WRITTEN EXERCISE: Write the material out again exactly as it stands.

=-=-=

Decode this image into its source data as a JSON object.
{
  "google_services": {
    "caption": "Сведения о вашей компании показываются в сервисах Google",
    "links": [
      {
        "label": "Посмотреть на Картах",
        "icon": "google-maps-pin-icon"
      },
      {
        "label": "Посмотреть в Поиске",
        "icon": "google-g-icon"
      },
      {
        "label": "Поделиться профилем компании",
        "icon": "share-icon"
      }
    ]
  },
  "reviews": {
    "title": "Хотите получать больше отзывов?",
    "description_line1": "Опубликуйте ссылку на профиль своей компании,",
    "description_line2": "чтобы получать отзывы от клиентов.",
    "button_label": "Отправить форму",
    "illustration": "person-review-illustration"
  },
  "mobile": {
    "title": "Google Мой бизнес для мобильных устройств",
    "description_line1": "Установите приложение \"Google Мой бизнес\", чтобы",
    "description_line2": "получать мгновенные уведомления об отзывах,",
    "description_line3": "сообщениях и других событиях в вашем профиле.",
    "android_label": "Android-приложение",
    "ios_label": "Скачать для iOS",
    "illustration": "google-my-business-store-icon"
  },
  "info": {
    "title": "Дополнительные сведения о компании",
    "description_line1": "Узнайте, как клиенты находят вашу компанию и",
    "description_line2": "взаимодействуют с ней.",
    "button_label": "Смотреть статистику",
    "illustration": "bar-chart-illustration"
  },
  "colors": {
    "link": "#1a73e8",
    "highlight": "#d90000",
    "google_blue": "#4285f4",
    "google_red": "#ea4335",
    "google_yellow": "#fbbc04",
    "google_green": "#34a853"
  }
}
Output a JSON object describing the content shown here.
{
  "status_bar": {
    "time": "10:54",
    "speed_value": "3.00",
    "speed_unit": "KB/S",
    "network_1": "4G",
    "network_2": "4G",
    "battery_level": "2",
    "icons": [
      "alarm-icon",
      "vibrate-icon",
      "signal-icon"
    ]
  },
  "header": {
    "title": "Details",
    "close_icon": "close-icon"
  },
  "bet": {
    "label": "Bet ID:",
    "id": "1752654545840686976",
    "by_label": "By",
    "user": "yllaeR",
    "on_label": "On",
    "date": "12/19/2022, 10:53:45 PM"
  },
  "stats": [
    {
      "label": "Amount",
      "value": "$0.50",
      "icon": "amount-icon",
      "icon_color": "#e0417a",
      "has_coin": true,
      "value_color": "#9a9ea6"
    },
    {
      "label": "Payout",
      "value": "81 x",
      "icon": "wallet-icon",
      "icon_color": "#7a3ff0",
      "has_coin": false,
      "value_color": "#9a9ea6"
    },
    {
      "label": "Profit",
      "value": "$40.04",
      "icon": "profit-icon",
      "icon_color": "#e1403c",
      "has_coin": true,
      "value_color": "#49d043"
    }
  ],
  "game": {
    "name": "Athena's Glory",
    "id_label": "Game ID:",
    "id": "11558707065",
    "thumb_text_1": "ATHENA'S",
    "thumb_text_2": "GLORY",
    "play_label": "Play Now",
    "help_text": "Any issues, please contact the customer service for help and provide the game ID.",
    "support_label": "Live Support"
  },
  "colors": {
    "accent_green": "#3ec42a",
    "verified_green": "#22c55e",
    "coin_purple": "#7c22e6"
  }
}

=-=-=

SOLVED EXERCISE:
Decode this image into its source data as a JSON object.
{
  "google_services": {
    "caption": "Сведения о вашей компании показываются в сервисах Google",
    "links": [
      {
        "label": "Посмотреть на Картах",
        "icon": "google-maps-pin-icon"
      },
      {
        "label": "Посмотреть в Поиске",
        "icon": "google-g-icon"
      },
      {
        "label": "Поделиться профилем компании",
        "icon": "share-icon"
      }
    ]
  },
  "reviews": {
    "title": "Хотите получать больше отзывов?",
    "description_line1": "Опубликуйте ссылку на профиль своей компании,",
    "description_line2": "чтобы получать отзывы от клиентов.",
    "button_label": "Отправить форму",
    "illustration": "person-review-illustration"
  },
  "mobile": {
    "title": "Google Мой бизнес для мобильных устройств",
    "description_line1": "Установите приложение \"Google Мой бизнес\", чтобы",
    "description_line2": "получать мгновенные уведомления об отзывах,",
    "description_line3": "сообщениях и других событиях в вашем профиле.",
    "android_label": "Android-приложение",
    "ios_label": "Скачать для iOS",
    "illustration": "google-my-business-store-icon"
  },
  "info": {
    "title": "Дополнительные сведения о компании",
    "description_line1": "Узнайте, как клиенты находят вашу компанию и",
    "description_line2": "взаимодействуют с ней.",
    "button_label": "Смотреть статистику",
    "illustration": "bar-chart-illustration"
  },
  "colors": {
    "link": "#1a73e8",
    "highlight": "#d90000",
    "google_blue": "#4285f4",
    "google_red": "#ea4335",
    "google_yellow": "#fbbc04",
    "google_green": "#34a853"
  }
}
Output a JSON object describing the content shown here.
{
  "status_bar": {
    "time": "10:54",
    "speed_value": "3.00",
    "speed_unit": "KB/S",
    "network_1": "4G",
    "network_2": "4G",
    "battery_level": "2",
    "icons": [
      "alarm-icon",
      "vibrate-icon",
      "signal-icon"
    ]
  },
  "header": {
    "title": "Details",
    "close_icon": "close-icon"
  },
  "bet": {
    "label": "Bet ID:",
    "id": "1752654545840686976",
    "by_label": "By",
    "user": "yllaeR",
    "on_label": "On",
    "date": "12/19/2022, 10:53:45 PM"
  },
  "stats": [
    {
      "label": "Amount",
      "value": "$0.50",
      "icon": "amount-icon",
      "icon_color": "#e0417a",
      "has_coin": true,
      "value_color": "#9a9ea6"
    },
    {
      "label": "Payout",
      "value": "81 x",
      "icon": "wallet-icon",
      "icon_color": "#7a3ff0",
      "has_coin": false,
      "value_color": "#9a9ea6"
    },
    {
      "label": "Profit",
      "value": "$40.04",
      "icon": "profit-icon",
      "icon_color": "#e1403c",
      "has_coin": true,
      "value_color": "#49d043"
    }
  ],
  "game": {
    "name": "Athena's Glory",
    "id_label": "Game ID:",
    "id": "11558707065",
    "thumb_text_1": "ATHENA'S",
    "thumb_text_2": "GLORY",
    "play_label": "Play Now",
    "help_text": "Any issues, please contact the customer service for help and provide the game ID.",
    "support_label": "Live Support"
  },
  "colors": {
    "accent_green": "#3ec42a",
    "verified_green": "#22c55e",
    "coin_purple": "#7c22e6"
  }
}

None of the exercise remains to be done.